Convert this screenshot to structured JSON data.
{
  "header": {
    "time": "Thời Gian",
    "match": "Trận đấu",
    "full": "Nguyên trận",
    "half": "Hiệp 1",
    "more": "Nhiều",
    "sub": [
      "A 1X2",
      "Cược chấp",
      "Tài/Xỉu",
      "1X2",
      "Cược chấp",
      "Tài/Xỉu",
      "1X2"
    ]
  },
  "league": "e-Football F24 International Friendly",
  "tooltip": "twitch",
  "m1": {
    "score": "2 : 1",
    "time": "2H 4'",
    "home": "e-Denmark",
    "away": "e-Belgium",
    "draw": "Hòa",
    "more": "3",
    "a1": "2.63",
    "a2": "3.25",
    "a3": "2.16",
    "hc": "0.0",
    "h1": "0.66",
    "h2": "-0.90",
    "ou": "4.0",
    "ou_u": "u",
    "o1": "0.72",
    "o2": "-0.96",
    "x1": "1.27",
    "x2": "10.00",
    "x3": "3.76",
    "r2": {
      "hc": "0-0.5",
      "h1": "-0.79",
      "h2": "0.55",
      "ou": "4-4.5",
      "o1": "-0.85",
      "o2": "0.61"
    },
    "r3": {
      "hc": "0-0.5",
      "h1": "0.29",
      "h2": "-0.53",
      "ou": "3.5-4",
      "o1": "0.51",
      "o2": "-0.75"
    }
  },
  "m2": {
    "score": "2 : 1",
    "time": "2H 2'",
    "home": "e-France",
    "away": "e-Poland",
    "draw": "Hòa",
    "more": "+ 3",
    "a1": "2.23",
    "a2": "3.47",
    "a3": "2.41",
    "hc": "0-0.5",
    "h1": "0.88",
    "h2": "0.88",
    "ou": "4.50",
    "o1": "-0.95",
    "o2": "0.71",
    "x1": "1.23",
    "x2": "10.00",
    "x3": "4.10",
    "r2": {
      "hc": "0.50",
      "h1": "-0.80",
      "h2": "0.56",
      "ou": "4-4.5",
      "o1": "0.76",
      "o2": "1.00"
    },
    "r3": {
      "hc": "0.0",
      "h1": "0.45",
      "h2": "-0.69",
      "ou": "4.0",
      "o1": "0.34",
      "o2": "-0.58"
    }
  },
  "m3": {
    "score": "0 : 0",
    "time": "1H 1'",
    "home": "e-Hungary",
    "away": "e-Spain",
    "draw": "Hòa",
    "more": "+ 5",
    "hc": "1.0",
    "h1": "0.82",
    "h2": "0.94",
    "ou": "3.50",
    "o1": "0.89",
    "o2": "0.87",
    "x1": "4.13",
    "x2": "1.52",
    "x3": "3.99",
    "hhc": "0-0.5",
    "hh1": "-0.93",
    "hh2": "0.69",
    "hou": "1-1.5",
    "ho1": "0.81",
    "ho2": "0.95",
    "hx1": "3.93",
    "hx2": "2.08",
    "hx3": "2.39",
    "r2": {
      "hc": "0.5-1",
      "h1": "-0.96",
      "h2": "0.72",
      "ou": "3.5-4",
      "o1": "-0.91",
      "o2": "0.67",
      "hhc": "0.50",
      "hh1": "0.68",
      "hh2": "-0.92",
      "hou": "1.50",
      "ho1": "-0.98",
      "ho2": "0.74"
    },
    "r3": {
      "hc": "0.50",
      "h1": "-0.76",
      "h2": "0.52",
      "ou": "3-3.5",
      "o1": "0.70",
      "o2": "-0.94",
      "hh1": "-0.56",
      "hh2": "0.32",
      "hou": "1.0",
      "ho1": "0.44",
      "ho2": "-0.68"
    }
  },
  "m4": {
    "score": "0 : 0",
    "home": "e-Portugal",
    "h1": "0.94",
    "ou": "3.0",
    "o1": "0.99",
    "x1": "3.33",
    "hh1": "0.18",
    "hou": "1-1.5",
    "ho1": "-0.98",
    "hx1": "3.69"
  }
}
* * * *
What is expected>
All the entries above need to be reproduced exactly.

Task output>
Convert this screenshot to structured JSON data.
{
  "header": {
    "time": "Thời Gian",
    "match": "Trận đấu",
    "full": "Nguyên trận",
    "half": "Hiệp 1",
    "more": "Nhiều",
    "sub": [
      "A 1X2",
      "Cược chấp",
      "Tài/Xỉu",
      "1X2",
      "Cược chấp",
      "Tài/Xỉu",
      "1X2"
    ]
  },
  "league": "e-Football F24 International Friendly",
  "tooltip": "twitch",
  "m1": {
    "score": "2 : 1",
    "time": "2H 4'",
    "home": "e-Denmark",
    "away": "e-Belgium",
    "draw": "Hòa",
    "more": "3",
    "a1": "2.63",
    "a2": "3.25",
    "a3": "2.16",
    "hc": "0.0",
    "h1": "0.66",
    "h2": "-0.90",
    "ou": "4.0",
    "ou_u": "u",
    "o1": "0.72",
    "o2": "-0.96",
    "x1": "1.27",
    "x2": "10.00",
    "x3": "3.76",
    "r2": {
      "hc": "0-0.5",
      "h1": "-0.79",
      "h2": "0.55",
      "ou": "4-4.5",
      "o1": "-0.85",
      "o2": "0.61"
    },
    "r3": {
      "hc": "0-0.5",
      "h1": "0.29",
      "h2": "-0.53",
      "ou": "3.5-4",
      "o1": "0.51",
      "o2": "-0.75"
    }
  },
  "m2": {
    "score": "2 : 1",
    "time": "2H 2'",
    "home": "e-France",
    "away": "e-Poland",
    "draw": "Hòa",
    "more": "+ 3",
    "a1": "2.23",
    "a2": "3.47",
    "a3": "2.41",
    "hc": "0-0.5",
    "h1": "0.88",
    "h2": "0.88",
    "ou": "4.50",
    "o1": "-0.95",
    "o2": "0.71",
    "x1": "1.23",
    "x2": "10.00",
    "x3": "4.10",
    "r2": {
      "hc": "0.50",
      "h1": "-0.80",
      "h2": "0.56",
      "ou": "4-4.5",
      "o1": "0.76",
      "o2": "1.00"
    },
    "r3": {
      "hc": "0.0",
      "h1": "0.45",
      "h2": "-0.69",
      "ou": "4.0",
      "o1": "0.34",
      "o2": "-0.58"
    }
  },
  "m3": {
    "score": "0 : 0",
    "time": "1H 1'",
    "home": "e-Hungary",
    "away": "e-Spain",
    "draw": "Hòa",
    "more": "+ 5",
    "hc": "1.0",
    "h1": "0.82",
    "h2": "0.94",
    "ou": "3.50",
    "o1": "0.89",
    "o2": "0.87",
    "x1": "4.13",
    "x2": "1.52",
    "x3": "3.99",
    "hhc": "0-0.5",
    "hh1": "-0.93",
    "hh2": "0.69",
    "hou": "1-1.5",
    "ho1": "0.81",
    "ho2": "0.95",
    "hx1": "3.93",
    "hx2": "2.08",
    "hx3": "2.39",
    "r2": {
      "hc": "0.5-1",
      "h1": "-0.96",
      "h2": "0.72",
      "ou": "3.5-4",
      "o1": "-0.91",
      "o2": "0.67",
      "hhc": "0.50",
      "hh1": "0.68",
      "hh2": "-0.92",
      "hou": "1.50",
      "ho1": "-0.98",
      "ho2": "0.74"
    },
    "r3": {
      "hc": "0.50",
      "h1": "-0.76",
      "h2": "0.52",
      "ou": "3-3.5",
      "o1": "0.70",
      "o2": "-0.94",
      "hh1": "-0.56",
      "hh2": "0.32",
      "hou": "1.0",
      "ho1": "0.44",
      "ho2": "-0.68"
    }
  },
  "m4": {
    "score": "0 : 0",
    "home": "e-Portugal",
    "h1": "0.94",
    "ou": "3.0",
    "o1": "0.99",
    "x1": "3.33",
    "hh1": "0.18",
    "hou": "1-1.5",
    "ho1": "-0.98",
    "hx1": "3.69"
  }
}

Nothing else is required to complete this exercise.